◆ Given data ◆
::::::

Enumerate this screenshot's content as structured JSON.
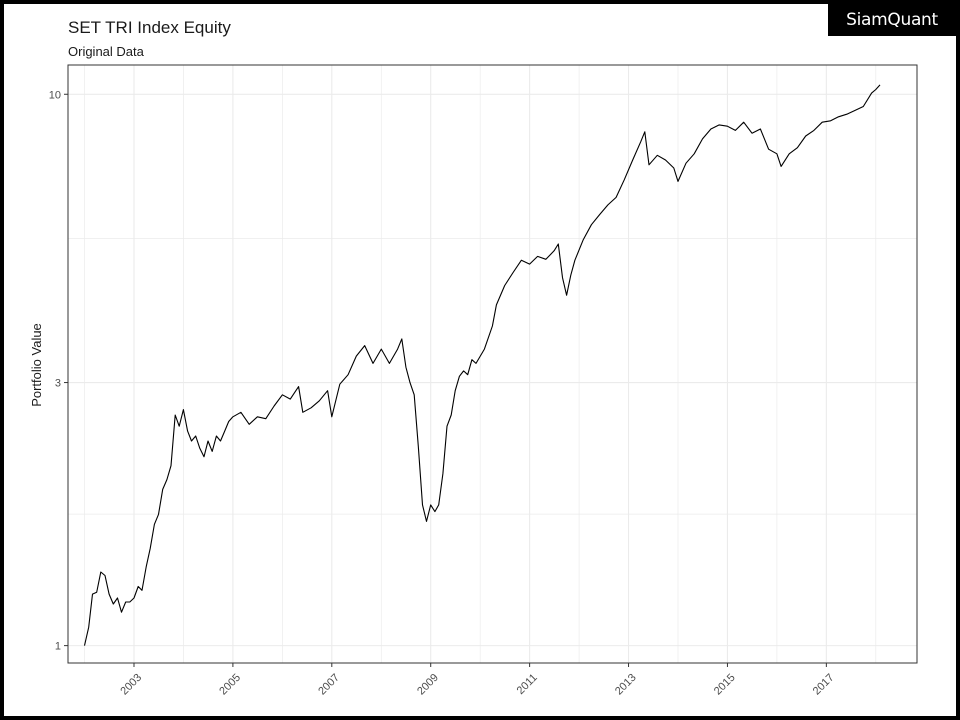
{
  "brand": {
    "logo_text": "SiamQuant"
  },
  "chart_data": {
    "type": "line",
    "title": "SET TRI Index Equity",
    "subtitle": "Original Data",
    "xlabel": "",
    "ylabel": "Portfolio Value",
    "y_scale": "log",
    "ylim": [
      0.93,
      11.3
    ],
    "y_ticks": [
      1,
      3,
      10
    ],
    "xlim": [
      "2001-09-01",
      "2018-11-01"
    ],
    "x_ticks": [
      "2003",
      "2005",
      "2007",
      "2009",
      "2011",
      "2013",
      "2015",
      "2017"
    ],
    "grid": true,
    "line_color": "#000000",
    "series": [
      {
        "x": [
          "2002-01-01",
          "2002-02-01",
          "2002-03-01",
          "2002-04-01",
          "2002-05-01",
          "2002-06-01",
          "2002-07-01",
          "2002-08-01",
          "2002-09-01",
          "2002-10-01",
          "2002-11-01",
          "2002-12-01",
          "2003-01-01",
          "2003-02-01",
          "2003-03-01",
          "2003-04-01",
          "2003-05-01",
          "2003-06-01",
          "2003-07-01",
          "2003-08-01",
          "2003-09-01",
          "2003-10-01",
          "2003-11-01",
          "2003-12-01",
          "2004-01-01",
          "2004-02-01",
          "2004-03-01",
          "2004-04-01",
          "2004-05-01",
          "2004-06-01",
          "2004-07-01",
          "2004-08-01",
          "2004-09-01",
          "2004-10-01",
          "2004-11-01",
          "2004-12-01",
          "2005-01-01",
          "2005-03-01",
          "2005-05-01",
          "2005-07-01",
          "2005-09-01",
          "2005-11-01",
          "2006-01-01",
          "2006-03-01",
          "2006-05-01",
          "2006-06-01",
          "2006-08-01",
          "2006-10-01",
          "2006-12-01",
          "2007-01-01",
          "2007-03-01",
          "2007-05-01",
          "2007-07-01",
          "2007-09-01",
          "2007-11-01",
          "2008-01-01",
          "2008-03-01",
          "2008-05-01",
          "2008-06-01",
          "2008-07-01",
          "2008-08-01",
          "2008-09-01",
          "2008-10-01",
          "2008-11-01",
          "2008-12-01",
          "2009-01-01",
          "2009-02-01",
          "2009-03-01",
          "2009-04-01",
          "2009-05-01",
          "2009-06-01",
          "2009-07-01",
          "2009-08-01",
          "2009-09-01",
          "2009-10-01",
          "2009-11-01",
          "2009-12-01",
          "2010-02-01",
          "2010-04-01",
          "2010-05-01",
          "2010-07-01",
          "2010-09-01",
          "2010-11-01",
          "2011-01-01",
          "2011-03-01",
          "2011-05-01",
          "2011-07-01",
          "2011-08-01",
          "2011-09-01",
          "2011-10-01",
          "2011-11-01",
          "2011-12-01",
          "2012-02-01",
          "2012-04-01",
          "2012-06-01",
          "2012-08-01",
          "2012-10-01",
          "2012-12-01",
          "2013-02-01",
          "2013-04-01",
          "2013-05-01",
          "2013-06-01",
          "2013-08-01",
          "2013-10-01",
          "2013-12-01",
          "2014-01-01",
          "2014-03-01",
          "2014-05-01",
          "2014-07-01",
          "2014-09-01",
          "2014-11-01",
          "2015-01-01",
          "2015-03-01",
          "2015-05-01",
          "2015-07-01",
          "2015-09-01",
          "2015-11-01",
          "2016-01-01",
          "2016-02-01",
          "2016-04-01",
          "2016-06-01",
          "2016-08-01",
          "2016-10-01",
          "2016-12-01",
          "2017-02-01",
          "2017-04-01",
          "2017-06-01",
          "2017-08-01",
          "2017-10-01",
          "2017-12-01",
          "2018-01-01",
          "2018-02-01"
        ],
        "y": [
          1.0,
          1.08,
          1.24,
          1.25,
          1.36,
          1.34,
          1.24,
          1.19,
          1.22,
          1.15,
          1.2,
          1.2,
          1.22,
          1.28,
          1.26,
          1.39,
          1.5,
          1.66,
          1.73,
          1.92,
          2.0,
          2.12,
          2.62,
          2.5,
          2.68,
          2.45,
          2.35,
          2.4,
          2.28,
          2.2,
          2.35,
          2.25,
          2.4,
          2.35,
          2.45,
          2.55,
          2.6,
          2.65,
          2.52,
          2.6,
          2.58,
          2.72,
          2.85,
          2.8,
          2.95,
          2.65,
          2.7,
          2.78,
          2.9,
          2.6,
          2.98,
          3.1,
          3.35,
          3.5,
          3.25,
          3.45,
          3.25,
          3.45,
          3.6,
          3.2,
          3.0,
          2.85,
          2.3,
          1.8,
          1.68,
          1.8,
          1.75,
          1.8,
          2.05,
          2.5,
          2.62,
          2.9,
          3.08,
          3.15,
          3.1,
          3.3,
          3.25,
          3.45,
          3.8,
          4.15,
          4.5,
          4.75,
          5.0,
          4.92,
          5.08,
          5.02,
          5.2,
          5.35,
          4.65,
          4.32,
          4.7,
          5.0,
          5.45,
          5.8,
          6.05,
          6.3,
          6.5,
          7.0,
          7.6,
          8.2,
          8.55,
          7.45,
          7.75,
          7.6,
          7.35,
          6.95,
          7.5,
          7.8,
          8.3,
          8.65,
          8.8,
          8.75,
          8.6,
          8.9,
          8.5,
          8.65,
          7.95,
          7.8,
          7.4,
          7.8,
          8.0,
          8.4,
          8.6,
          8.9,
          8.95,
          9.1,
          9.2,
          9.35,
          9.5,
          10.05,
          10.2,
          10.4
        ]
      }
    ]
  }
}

::::::

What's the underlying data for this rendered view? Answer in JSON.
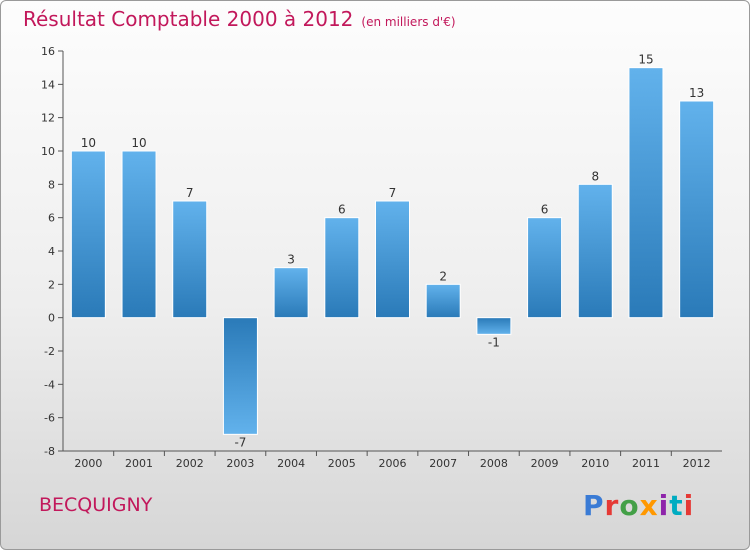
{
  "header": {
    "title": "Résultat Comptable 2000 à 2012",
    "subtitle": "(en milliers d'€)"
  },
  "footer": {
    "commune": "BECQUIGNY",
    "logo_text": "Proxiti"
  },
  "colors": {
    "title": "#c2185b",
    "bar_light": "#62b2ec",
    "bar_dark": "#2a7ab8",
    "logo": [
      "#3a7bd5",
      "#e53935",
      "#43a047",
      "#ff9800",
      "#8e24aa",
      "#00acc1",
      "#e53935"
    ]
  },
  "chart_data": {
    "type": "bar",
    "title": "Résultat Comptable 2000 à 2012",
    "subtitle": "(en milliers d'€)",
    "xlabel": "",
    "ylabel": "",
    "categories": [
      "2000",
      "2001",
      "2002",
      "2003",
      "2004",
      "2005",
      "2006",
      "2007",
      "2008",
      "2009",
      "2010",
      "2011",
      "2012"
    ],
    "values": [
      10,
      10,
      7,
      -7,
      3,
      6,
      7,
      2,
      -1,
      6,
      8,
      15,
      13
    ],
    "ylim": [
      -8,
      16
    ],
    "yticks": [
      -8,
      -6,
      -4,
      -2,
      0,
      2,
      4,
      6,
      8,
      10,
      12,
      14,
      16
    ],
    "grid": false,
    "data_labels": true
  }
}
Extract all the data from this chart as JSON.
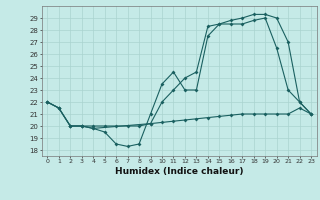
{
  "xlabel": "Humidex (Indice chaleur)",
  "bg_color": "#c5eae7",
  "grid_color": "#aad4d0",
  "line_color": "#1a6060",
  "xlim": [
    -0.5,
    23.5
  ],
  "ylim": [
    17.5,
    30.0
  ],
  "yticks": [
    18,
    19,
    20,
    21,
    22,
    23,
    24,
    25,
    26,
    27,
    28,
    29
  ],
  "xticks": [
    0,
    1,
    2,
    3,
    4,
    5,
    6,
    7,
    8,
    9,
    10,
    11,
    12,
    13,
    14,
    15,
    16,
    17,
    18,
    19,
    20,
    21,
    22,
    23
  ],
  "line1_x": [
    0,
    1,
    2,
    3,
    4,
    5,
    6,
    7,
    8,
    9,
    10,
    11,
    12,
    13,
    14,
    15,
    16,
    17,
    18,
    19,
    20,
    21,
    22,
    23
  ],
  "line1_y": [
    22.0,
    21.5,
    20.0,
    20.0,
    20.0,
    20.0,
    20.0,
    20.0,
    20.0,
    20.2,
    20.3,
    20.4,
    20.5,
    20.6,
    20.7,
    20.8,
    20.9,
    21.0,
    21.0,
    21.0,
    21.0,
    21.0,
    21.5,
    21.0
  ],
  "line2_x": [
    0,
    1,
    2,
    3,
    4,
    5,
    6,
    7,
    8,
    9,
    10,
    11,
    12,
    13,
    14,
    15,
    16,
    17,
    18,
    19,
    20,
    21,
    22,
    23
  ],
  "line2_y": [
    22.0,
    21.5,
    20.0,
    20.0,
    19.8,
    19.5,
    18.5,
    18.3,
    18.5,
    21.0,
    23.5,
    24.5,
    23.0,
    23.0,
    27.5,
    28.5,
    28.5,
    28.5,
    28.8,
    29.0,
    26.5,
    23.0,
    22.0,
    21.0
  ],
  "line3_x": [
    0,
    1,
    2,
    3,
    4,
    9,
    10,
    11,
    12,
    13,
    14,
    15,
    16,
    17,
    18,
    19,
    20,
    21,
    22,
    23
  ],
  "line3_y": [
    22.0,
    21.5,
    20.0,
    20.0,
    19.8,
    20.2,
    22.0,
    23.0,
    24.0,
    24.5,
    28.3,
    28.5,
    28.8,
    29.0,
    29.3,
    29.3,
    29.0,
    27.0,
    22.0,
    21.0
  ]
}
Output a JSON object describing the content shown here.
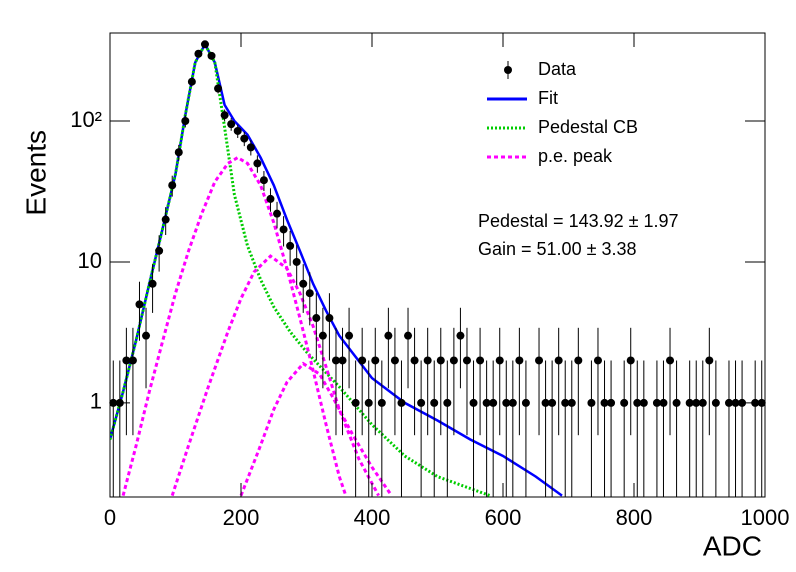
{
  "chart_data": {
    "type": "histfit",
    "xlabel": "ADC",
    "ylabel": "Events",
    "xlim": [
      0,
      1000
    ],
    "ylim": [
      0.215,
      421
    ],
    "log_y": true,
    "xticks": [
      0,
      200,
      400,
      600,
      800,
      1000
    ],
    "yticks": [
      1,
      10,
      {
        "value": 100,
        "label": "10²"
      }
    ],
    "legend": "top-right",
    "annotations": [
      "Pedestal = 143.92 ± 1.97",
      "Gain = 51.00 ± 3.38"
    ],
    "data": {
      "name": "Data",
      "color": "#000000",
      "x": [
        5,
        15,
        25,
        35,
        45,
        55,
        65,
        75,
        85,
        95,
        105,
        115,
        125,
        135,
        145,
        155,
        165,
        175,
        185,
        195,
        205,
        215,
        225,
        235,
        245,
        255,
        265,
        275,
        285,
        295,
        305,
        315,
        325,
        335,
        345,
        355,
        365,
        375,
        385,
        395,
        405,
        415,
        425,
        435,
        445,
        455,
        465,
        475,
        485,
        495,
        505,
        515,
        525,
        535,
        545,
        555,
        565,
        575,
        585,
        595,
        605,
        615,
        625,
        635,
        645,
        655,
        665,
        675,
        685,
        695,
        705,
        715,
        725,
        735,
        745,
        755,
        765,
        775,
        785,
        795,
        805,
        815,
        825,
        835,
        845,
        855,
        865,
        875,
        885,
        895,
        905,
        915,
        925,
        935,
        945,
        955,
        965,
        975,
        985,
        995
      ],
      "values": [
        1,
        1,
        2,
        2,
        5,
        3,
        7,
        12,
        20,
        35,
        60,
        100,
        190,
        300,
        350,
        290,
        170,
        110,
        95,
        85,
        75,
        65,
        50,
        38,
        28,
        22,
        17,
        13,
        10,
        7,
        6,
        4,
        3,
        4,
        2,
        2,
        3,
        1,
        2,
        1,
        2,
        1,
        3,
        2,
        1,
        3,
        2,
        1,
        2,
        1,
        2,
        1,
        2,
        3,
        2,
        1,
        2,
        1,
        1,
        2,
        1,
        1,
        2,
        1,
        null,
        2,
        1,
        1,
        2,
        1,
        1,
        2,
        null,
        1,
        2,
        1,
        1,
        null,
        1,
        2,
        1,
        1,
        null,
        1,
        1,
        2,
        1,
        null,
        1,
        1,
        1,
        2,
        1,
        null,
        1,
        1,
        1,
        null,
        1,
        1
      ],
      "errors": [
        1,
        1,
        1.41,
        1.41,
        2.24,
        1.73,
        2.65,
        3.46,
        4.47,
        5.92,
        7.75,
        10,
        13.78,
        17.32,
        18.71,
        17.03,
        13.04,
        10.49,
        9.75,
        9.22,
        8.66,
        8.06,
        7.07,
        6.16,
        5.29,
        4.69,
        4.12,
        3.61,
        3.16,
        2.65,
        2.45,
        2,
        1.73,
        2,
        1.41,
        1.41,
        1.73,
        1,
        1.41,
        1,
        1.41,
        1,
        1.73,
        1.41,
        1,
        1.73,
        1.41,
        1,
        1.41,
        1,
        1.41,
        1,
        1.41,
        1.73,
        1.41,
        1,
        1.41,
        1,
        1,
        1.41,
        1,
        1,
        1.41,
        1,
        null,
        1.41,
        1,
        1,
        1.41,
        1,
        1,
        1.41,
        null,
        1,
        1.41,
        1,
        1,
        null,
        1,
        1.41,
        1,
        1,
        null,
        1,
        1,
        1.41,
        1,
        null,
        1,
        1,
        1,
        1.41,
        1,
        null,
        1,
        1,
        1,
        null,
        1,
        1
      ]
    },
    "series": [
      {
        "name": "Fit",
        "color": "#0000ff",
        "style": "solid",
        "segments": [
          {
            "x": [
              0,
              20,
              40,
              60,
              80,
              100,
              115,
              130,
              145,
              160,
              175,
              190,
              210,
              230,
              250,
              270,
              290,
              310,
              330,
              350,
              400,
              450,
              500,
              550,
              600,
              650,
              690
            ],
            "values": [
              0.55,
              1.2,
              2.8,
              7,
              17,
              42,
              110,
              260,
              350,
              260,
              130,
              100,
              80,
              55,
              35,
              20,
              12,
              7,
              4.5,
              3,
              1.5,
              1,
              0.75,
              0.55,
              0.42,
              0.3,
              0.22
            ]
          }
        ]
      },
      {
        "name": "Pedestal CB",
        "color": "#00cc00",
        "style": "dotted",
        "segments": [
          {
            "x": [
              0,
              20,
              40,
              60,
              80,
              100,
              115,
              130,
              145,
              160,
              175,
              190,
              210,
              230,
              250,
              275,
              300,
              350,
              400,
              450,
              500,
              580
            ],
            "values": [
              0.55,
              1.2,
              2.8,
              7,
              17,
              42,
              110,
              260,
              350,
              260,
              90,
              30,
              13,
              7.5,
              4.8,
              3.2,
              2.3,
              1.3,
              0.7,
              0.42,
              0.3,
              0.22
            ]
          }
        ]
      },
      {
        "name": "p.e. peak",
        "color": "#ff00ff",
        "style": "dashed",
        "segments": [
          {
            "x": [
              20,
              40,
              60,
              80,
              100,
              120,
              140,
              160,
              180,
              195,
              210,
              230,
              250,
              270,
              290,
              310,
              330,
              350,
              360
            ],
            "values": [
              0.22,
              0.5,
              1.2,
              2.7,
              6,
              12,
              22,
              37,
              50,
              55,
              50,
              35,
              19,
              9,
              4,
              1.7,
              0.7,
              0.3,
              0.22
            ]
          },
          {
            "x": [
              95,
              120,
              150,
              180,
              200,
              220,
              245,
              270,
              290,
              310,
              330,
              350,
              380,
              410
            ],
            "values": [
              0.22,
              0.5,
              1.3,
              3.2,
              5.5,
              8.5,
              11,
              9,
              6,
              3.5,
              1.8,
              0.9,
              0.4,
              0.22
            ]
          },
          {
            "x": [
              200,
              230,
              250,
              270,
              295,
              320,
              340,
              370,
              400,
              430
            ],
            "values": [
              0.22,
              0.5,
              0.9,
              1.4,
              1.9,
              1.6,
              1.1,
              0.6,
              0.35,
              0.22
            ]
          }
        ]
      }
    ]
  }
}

::::::

◆ What to work on ◆
In the material above, how many lines hold the word "JSON"? Say only the number.

◆ Completed task ◆
4